§ EXERCISE DETAILS
Reproduce the records below verbatim, from the first line through the line containing "sidebar-item-content[interactable]: 内容管理 —", with both of those lines included.
** Start DATA TO PROCESS **
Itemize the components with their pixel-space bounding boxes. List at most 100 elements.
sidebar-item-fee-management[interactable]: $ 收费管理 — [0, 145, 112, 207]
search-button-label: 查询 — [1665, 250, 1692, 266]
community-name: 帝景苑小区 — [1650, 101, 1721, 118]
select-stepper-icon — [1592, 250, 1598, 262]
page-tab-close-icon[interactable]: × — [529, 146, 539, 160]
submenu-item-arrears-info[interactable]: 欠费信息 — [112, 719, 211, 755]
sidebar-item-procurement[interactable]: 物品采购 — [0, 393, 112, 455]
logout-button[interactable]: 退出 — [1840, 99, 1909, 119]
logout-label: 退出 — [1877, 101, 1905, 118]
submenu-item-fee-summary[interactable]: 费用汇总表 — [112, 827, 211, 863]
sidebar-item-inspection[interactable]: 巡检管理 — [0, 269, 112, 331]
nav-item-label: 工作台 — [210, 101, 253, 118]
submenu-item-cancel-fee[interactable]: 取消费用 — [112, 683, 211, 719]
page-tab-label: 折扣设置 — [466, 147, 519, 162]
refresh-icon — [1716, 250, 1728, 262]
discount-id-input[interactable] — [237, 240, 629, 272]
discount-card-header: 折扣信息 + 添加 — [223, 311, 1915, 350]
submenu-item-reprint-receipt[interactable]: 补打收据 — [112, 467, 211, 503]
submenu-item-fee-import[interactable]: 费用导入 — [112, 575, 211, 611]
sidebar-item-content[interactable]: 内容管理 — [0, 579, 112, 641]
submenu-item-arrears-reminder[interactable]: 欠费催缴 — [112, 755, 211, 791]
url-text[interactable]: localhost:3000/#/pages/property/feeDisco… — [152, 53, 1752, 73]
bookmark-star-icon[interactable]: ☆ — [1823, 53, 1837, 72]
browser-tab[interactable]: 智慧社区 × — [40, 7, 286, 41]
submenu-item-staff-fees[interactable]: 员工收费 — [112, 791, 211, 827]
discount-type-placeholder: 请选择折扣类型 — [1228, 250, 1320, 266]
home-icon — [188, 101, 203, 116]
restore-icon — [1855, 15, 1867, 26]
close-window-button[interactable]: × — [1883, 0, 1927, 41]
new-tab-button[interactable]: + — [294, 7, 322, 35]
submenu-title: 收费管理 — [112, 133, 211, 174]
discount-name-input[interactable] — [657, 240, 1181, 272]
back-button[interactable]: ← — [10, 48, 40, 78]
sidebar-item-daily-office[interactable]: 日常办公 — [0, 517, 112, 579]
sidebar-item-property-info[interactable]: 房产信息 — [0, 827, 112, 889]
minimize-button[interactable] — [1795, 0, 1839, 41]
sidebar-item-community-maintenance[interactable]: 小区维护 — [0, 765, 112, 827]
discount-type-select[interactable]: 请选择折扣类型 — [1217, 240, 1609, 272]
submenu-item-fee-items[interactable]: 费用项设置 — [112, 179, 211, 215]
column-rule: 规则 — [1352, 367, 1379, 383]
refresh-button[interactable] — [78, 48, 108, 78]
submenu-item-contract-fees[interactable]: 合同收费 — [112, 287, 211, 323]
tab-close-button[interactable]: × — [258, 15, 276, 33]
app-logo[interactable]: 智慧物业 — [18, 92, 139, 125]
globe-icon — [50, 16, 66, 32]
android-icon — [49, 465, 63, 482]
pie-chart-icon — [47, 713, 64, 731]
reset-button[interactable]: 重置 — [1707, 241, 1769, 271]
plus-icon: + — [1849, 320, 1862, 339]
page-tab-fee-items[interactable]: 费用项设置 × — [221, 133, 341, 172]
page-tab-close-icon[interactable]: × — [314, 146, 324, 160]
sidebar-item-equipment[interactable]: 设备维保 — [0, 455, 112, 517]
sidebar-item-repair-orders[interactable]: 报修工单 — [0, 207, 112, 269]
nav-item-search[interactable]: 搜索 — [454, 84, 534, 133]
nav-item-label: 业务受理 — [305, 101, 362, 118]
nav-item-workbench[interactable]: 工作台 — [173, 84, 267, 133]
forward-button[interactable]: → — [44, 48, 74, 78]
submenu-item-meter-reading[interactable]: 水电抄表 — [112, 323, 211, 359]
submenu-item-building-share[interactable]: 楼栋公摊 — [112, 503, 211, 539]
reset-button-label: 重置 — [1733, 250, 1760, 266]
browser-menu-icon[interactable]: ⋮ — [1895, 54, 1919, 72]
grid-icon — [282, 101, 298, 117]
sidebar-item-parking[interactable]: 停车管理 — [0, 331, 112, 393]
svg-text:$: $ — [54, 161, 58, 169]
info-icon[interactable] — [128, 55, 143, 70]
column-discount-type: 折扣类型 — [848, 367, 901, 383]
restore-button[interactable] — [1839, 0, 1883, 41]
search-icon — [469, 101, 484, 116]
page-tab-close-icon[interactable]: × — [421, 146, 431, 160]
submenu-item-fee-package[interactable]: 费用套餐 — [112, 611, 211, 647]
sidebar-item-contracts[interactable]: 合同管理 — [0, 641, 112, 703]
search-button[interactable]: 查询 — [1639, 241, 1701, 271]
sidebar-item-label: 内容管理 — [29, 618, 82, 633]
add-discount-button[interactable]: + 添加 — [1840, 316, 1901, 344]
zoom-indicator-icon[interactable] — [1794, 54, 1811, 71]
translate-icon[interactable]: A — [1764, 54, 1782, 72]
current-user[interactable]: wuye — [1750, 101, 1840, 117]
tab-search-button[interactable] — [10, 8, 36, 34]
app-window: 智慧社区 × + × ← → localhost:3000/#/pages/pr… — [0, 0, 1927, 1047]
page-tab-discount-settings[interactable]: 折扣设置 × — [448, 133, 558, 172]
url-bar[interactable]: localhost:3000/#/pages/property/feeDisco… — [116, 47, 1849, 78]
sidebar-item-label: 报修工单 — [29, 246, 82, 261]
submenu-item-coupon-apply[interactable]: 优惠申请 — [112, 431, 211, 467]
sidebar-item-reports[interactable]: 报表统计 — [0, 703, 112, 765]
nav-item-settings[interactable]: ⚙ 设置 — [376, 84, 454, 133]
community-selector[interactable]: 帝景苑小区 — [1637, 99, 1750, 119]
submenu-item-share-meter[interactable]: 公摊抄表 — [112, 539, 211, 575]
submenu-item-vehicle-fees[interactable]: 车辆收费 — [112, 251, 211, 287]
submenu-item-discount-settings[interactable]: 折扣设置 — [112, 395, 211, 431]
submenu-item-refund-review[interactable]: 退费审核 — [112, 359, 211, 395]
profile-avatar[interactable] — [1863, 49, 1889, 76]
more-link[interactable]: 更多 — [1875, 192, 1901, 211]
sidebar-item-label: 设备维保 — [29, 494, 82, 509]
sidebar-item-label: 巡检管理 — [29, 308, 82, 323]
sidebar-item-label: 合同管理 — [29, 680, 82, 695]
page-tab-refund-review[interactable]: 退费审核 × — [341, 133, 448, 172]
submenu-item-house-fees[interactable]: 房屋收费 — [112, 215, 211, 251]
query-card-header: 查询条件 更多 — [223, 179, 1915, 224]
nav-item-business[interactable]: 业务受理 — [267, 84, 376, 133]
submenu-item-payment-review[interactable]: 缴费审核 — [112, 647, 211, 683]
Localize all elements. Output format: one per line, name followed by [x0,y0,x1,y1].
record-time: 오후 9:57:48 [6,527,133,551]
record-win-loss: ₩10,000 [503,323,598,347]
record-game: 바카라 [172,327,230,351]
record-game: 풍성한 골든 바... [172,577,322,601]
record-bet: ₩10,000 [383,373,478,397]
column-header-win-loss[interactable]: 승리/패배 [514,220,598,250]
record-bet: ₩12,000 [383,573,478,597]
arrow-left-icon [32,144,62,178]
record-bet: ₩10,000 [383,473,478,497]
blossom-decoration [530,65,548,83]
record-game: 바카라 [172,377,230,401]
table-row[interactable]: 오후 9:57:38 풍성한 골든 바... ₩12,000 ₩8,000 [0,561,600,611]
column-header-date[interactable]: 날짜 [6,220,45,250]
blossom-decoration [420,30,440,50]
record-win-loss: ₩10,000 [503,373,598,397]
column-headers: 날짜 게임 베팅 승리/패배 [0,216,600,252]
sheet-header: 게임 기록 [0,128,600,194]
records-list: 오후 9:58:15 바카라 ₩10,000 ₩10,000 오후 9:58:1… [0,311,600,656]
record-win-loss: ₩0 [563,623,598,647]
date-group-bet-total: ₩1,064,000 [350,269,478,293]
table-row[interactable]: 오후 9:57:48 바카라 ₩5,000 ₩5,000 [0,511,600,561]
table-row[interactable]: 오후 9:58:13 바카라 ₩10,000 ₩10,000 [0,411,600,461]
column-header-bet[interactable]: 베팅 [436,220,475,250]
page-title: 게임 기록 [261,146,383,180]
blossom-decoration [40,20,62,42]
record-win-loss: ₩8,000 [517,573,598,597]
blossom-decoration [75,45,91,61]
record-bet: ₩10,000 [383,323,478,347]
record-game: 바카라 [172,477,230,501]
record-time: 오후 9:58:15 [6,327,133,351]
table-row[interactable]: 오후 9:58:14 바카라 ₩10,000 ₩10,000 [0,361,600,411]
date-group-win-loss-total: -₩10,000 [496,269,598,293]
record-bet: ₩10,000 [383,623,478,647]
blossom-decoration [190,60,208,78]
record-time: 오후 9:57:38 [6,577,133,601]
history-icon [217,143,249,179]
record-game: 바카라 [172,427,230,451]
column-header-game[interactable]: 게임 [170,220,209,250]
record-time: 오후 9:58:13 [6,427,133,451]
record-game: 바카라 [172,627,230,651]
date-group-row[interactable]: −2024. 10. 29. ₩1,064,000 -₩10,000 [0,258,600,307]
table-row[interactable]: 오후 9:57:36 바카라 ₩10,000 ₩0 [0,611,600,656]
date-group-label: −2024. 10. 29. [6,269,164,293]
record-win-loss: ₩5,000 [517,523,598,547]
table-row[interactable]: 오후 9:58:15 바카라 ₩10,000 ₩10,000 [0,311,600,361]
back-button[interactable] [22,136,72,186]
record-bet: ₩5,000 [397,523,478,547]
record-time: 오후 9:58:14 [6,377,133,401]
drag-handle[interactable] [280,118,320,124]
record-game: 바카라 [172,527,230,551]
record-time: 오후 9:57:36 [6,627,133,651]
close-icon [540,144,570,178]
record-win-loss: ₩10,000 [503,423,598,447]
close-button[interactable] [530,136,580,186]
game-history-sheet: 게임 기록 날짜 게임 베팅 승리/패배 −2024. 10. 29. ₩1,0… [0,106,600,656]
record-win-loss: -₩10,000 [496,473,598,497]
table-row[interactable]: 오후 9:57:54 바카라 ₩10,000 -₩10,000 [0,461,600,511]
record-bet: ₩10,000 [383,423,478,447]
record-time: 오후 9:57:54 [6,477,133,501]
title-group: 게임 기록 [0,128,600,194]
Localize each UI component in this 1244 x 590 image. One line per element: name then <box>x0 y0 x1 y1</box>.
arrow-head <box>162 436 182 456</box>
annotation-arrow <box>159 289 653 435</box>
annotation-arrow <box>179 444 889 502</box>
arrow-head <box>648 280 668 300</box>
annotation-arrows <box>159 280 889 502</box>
** End DATA TO PROCESS **
§ OUTPUT FOR THIS TASK
Itemize the components with their pixel-space bounding boxes. List at most 100 elements.
sidebar-item-fee-management[interactable]: $ 收费管理 — [0, 145, 112, 207]
search-button-label: 查询 — [1665, 250, 1692, 266]
community-name: 帝景苑小区 — [1650, 101, 1721, 118]
select-stepper-icon — [1592, 250, 1598, 262]
page-tab-close-icon[interactable]: × — [529, 146, 539, 160]
submenu-item-arrears-info[interactable]: 欠费信息 — [112, 719, 211, 755]
sidebar-item-procurement[interactable]: 物品采购 — [0, 393, 112, 455]
logout-button[interactable]: 退出 — [1840, 99, 1909, 119]
logout-label: 退出 — [1877, 101, 1905, 118]
submenu-item-fee-summary[interactable]: 费用汇总表 — [112, 827, 211, 863]
sidebar-item-inspection[interactable]: 巡检管理 — [0, 269, 112, 331]
nav-item-label: 工作台 — [210, 101, 253, 118]
submenu-item-cancel-fee[interactable]: 取消费用 — [112, 683, 211, 719]
page-tab-label: 折扣设置 — [466, 147, 519, 162]
refresh-icon — [1716, 250, 1728, 262]
discount-id-input[interactable] — [237, 240, 629, 272]
discount-card-header: 折扣信息 + 添加 — [223, 311, 1915, 350]
submenu-item-reprint-receipt[interactable]: 补打收据 — [112, 467, 211, 503]
submenu-item-fee-import[interactable]: 费用导入 — [112, 575, 211, 611]
sidebar-item-content[interactable]: 内容管理 — [0, 579, 112, 641]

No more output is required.